>>>
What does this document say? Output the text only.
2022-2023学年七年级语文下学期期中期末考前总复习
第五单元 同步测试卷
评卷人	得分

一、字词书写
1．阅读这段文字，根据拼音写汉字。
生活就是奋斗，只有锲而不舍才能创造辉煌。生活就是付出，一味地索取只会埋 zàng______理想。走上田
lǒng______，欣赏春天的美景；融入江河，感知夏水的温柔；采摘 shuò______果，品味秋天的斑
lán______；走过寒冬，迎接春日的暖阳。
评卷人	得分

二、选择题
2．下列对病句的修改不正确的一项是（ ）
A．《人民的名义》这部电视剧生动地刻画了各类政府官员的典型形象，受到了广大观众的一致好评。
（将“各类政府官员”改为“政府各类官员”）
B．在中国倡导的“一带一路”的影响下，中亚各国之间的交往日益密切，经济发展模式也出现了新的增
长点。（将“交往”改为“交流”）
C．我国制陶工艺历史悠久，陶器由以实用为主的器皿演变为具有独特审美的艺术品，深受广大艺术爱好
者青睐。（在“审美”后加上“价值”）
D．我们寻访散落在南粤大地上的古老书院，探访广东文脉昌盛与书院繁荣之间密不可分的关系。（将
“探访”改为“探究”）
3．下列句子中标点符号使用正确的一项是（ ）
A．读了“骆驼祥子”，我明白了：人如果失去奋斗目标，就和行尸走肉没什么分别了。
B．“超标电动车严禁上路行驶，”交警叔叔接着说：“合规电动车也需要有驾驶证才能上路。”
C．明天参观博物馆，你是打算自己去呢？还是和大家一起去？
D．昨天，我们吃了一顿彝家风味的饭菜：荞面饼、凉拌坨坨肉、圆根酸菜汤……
<<<
Your goal :: Copy the material above back out, exactly as written.

Result ::
What does this document say? Output the text only.
2022-2023学年七年级语文下学期期中期末考前总复习
第五单元 同步测试卷
评卷人	得分

一、字词书写
1．阅读这段文字，根据拼音写汉字。
生活就是奋斗，只有锲而不舍才能创造辉煌。生活就是付出，一味地索取只会埋 zàng______理想。走上田
lǒng______，欣赏春天的美景；融入江河，感知夏水的温柔；采摘 shuò______果，品味秋天的斑
lán______；走过寒冬，迎接春日的暖阳。
评卷人	得分

二、选择题
2．下列对病句的修改不正确的一项是（ ）
A．《人民的名义》这部电视剧生动地刻画了各类政府官员的典型形象，受到了广大观众的一致好评。
（将“各类政府官员”改为“政府各类官员”）
B．在中国倡导的“一带一路”的影响下，中亚各国之间的交往日益密切，经济发展模式也出现了新的增
长点。（将“交往”改为“交流”）
C．我国制陶工艺历史悠久，陶器由以实用为主的器皿演变为具有独特审美的艺术品，深受广大艺术爱好
者青睐。（在“审美”后加上“价值”）
D．我们寻访散落在南粤大地上的古老书院，探访广东文脉昌盛与书院繁荣之间密不可分的关系。（将
“探访”改为“探究”）
3．下列句子中标点符号使用正确的一项是（ ）
A．读了“骆驼祥子”，我明白了：人如果失去奋斗目标，就和行尸走肉没什么分别了。
B．“超标电动车严禁上路行驶，”交警叔叔接着说：“合规电动车也需要有驾驶证才能上路。”
C．明天参观博物馆，你是打算自己去呢？还是和大家一起去？
D．昨天，我们吃了一顿彝家风味的饭菜：荞面饼、凉拌坨坨肉、圆根酸菜汤……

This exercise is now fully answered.